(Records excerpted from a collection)

+ + + + + + +

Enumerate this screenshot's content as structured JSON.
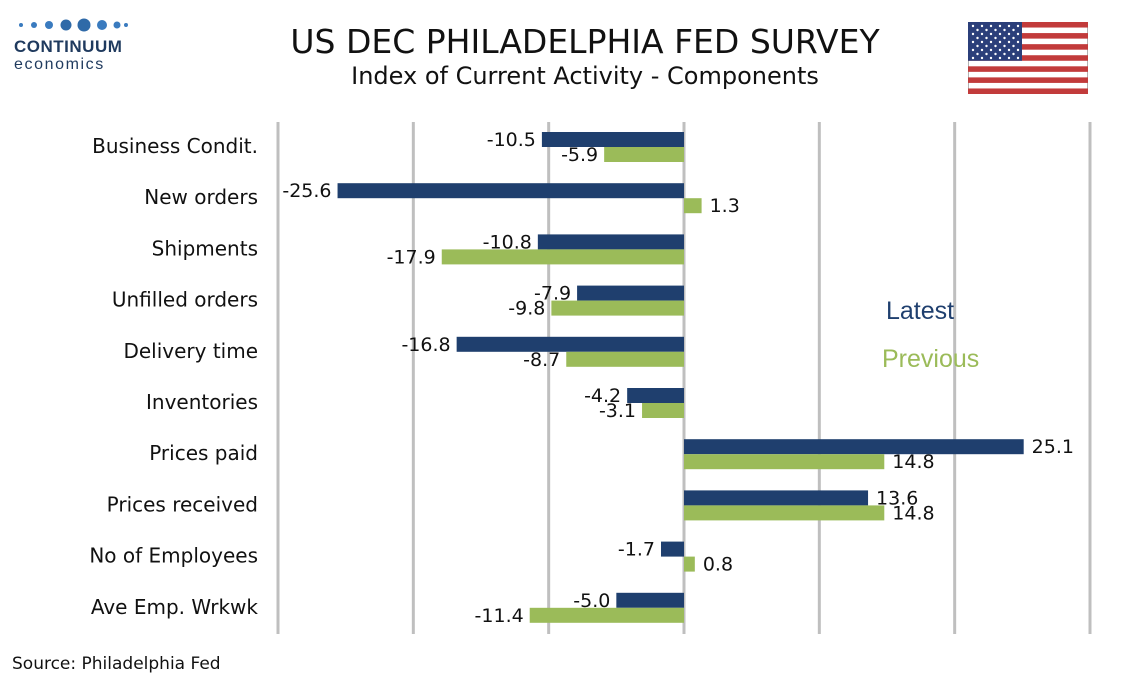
{
  "logo": {
    "name": "CONTINUUM",
    "sub": "economics"
  },
  "header": {
    "title": "US DEC PHILADELPHIA FED SURVEY",
    "subtitle": "Index of Current Activity - Components"
  },
  "source": "Source: Philadelphia Fed",
  "colors": {
    "latest": "#1f3f6e",
    "previous": "#9bbb59",
    "grid": "#bfbfbf"
  },
  "chart_data": {
    "type": "bar",
    "orientation": "horizontal",
    "title": "US DEC PHILADELPHIA FED SURVEY",
    "subtitle": "Index of Current Activity - Components",
    "categories": [
      "Business Condit.",
      "New orders",
      "Shipments",
      "Unfilled orders",
      "Delivery time",
      "Inventories",
      "Prices paid",
      "Prices received",
      "No of Employees",
      "Ave Emp. Wrkwk"
    ],
    "series": [
      {
        "name": "Latest",
        "values": [
          -10.5,
          -25.6,
          -10.8,
          -7.9,
          -16.8,
          -4.2,
          25.1,
          13.6,
          -1.7,
          -5.0
        ]
      },
      {
        "name": "Previous",
        "values": [
          -5.9,
          1.3,
          -17.9,
          -9.8,
          -8.7,
          -3.1,
          14.8,
          14.8,
          0.8,
          -11.4
        ]
      }
    ],
    "value_labels": {
      "latest": [
        "-10.5",
        "-25.6",
        "-10.8",
        "-7.9",
        "-16.8",
        "-4.2",
        "25.1",
        "13.6",
        "-1.7",
        "-5.0"
      ],
      "previous": [
        "-5.9",
        "1.3",
        "-17.9",
        "-9.8",
        "-8.7",
        "-3.1",
        "14.8",
        "14.8",
        "0.8",
        "-11.4"
      ]
    },
    "xlim": [
      -30,
      30
    ],
    "gridlines": "vertical",
    "tick_labels_shown": false,
    "legend_placement": "right"
  }
}
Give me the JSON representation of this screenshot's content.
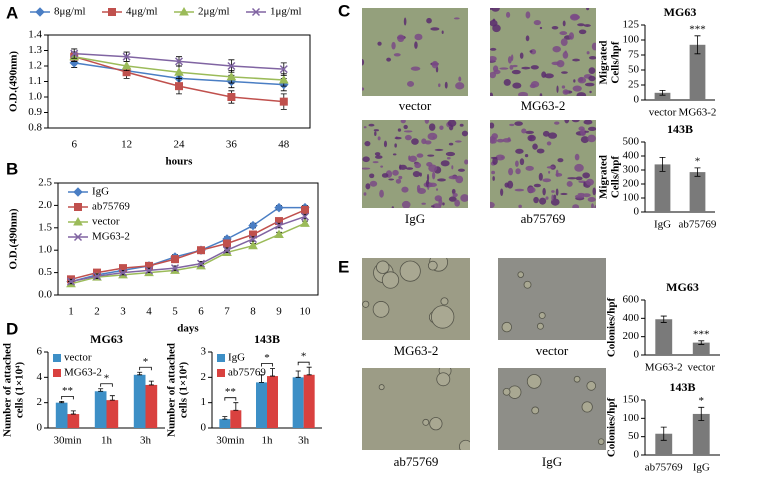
{
  "panel_labels": [
    "A",
    "B",
    "C",
    "D",
    "E"
  ],
  "image_captions": [
    "vector",
    "MG63-2",
    "IgG",
    "ab75769",
    "MG63-2",
    "vector",
    "ab75769",
    "IgG"
  ],
  "chart_data": [
    {
      "type": "line",
      "categories": [
        "6",
        "12",
        "24",
        "36",
        "48"
      ],
      "xlabel": "hours",
      "ylabel": [
        "O.D.(490nm)"
      ],
      "ylim": [
        0.8,
        1.4
      ],
      "yticks": [
        0.8,
        0.9,
        {
          "value": 1,
          "label": "1.0"
        },
        1.1,
        1.2,
        1.3,
        1.4
      ],
      "legend": "top",
      "series": [
        {
          "name": "8μg/ml",
          "color": "#4a7ec4",
          "marker": "diamond",
          "values": [
            1.22,
            1.17,
            1.12,
            1.1,
            1.08
          ],
          "errors": [
            0.03,
            0.03,
            0.04,
            0.04,
            0.04
          ]
        },
        {
          "name": "4μg/ml",
          "color": "#c0504d",
          "marker": "square",
          "values": [
            1.26,
            1.16,
            1.07,
            1.0,
            0.97
          ],
          "errors": [
            0.03,
            0.04,
            0.05,
            0.04,
            0.05
          ]
        },
        {
          "name": "2μg/ml",
          "color": "#9bbb59",
          "marker": "triangle",
          "values": [
            1.26,
            1.2,
            1.16,
            1.13,
            1.11
          ],
          "errors": [
            0.03,
            0.03,
            0.04,
            0.04,
            0.04
          ]
        },
        {
          "name": "1μg/ml",
          "color": "#8064a2",
          "marker": "x",
          "values": [
            1.28,
            1.26,
            1.23,
            1.2,
            1.18
          ],
          "errors": [
            0.03,
            0.03,
            0.03,
            0.04,
            0.04
          ]
        }
      ]
    },
    {
      "type": "line",
      "categories": [
        "1",
        "2",
        "3",
        "4",
        "5",
        "6",
        "7",
        "8",
        "9",
        "10"
      ],
      "xlabel": "days",
      "ylabel": [
        "O.D.(490nm)"
      ],
      "ylim": [
        0,
        2.5
      ],
      "yticks": [
        {
          "value": 0,
          "label": "0.0"
        },
        0.5,
        {
          "value": 1,
          "label": "1.0"
        },
        1.5,
        {
          "value": 2,
          "label": "2.0"
        },
        2.5
      ],
      "legend": "upper left",
      "series": [
        {
          "name": "IgG",
          "color": "#4a7ec4",
          "marker": "diamond",
          "values": [
            0.3,
            0.45,
            0.55,
            0.65,
            0.85,
            1.0,
            1.25,
            1.55,
            1.95,
            1.95
          ],
          "errors": [
            0.05,
            0.05,
            0.05,
            0.05,
            0.05,
            0.05,
            0.05,
            0.05,
            0.05,
            0.05
          ]
        },
        {
          "name": "ab75769",
          "color": "#c0504d",
          "marker": "square",
          "values": [
            0.35,
            0.5,
            0.6,
            0.65,
            0.8,
            1.0,
            1.15,
            1.35,
            1.65,
            1.9
          ],
          "errors": [
            0.05,
            0.05,
            0.05,
            0.05,
            0.05,
            0.05,
            0.05,
            0.05,
            0.05,
            0.08
          ]
        },
        {
          "name": "vector",
          "color": "#9bbb59",
          "marker": "triangle",
          "values": [
            0.25,
            0.4,
            0.45,
            0.5,
            0.55,
            0.65,
            0.95,
            1.1,
            1.35,
            1.6
          ],
          "errors": [
            0.05,
            0.05,
            0.05,
            0.05,
            0.05,
            0.05,
            0.05,
            0.05,
            0.05,
            0.05
          ]
        },
        {
          "name": "MG63-2",
          "color": "#8064a2",
          "marker": "x",
          "values": [
            0.3,
            0.42,
            0.5,
            0.55,
            0.6,
            0.7,
            1.0,
            1.25,
            1.55,
            1.75
          ],
          "errors": [
            0.05,
            0.05,
            0.05,
            0.05,
            0.05,
            0.05,
            0.05,
            0.05,
            0.05,
            0.05
          ]
        }
      ]
    },
    {
      "type": "bar",
      "title": "MG63",
      "categories": [
        "vector",
        "MG63-2"
      ],
      "ylabel": [
        "Migrated",
        "Cells/hpf"
      ],
      "color": "#7a7a7a",
      "ylim": [
        0,
        125
      ],
      "yticks": [
        0,
        25,
        50,
        75,
        100,
        125
      ],
      "values": [
        12,
        92
      ],
      "errors": [
        4,
        15
      ],
      "annotations": [
        null,
        "***"
      ]
    },
    {
      "type": "bar",
      "title": "143B",
      "categories": [
        "IgG",
        "ab75769"
      ],
      "ylabel": [
        "Migrated",
        "Cells/hpf"
      ],
      "color": "#7a7a7a",
      "ylim": [
        0,
        500
      ],
      "yticks": [
        0,
        100,
        200,
        300,
        400,
        500
      ],
      "values": [
        340,
        285
      ],
      "errors": [
        50,
        30
      ],
      "annotations": [
        null,
        "*"
      ]
    },
    {
      "type": "bar",
      "title": "MG63",
      "categories": [
        "30min",
        "1h",
        "3h"
      ],
      "ylabel": [
        "Number of attached",
        "cells (1×10⁴)"
      ],
      "ylim": [
        0,
        6
      ],
      "yticks": [
        0,
        2,
        4,
        6
      ],
      "legend": "upper left",
      "annotations": [
        "**",
        "*",
        "*"
      ],
      "series": [
        {
          "name": "vector",
          "color": "#3d8fc6",
          "values": [
            2.0,
            2.9,
            4.2
          ],
          "errors": [
            0.1,
            0.2,
            0.2
          ]
        },
        {
          "name": "MG63-2",
          "color": "#d9413f",
          "values": [
            1.1,
            2.2,
            3.4
          ],
          "errors": [
            0.25,
            0.35,
            0.3
          ]
        }
      ]
    },
    {
      "type": "bar",
      "title": "143B",
      "categories": [
        "30min",
        "1h",
        "3h"
      ],
      "ylabel": [
        "Number of attached",
        "cells (1×10⁴)"
      ],
      "ylim": [
        0,
        3
      ],
      "yticks": [
        0,
        1,
        2,
        3
      ],
      "legend": "upper left",
      "annotations": [
        "**",
        "*",
        "*"
      ],
      "series": [
        {
          "name": "IgG",
          "color": "#3d8fc6",
          "values": [
            0.35,
            1.8,
            2.0
          ],
          "errors": [
            0.1,
            0.3,
            0.25
          ]
        },
        {
          "name": "ab75769",
          "color": "#d9413f",
          "values": [
            0.7,
            2.05,
            2.1
          ],
          "errors": [
            0.3,
            0.3,
            0.3
          ]
        }
      ]
    },
    {
      "type": "bar",
      "title": "MG63",
      "categories": [
        "MG63-2",
        "vector"
      ],
      "ylabel": [
        "Colonies/hpf"
      ],
      "color": "#7a7a7a",
      "ylim": [
        0,
        600
      ],
      "yticks": [
        0,
        200,
        400,
        600
      ],
      "values": [
        390,
        135
      ],
      "errors": [
        35,
        20
      ],
      "annotations": [
        null,
        "***"
      ]
    },
    {
      "type": "bar",
      "title": "143B",
      "categories": [
        "ab75769",
        "IgG"
      ],
      "ylabel": [
        "Colonies/hpf"
      ],
      "color": "#7a7a7a",
      "ylim": [
        0,
        150
      ],
      "yticks": [
        0,
        50,
        100,
        150
      ],
      "values": [
        58,
        112
      ],
      "errors": [
        18,
        18
      ],
      "annotations": [
        null,
        "*"
      ]
    }
  ]
}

+ + + + + + +

WHAT TO PRODUCE: Find all the lines containing "Index" in the material, then copy them.

SOLUTION:
    "subtitle": "Index of Current Activity - Components"
    "subtitle": "Index of Current Activity - Components",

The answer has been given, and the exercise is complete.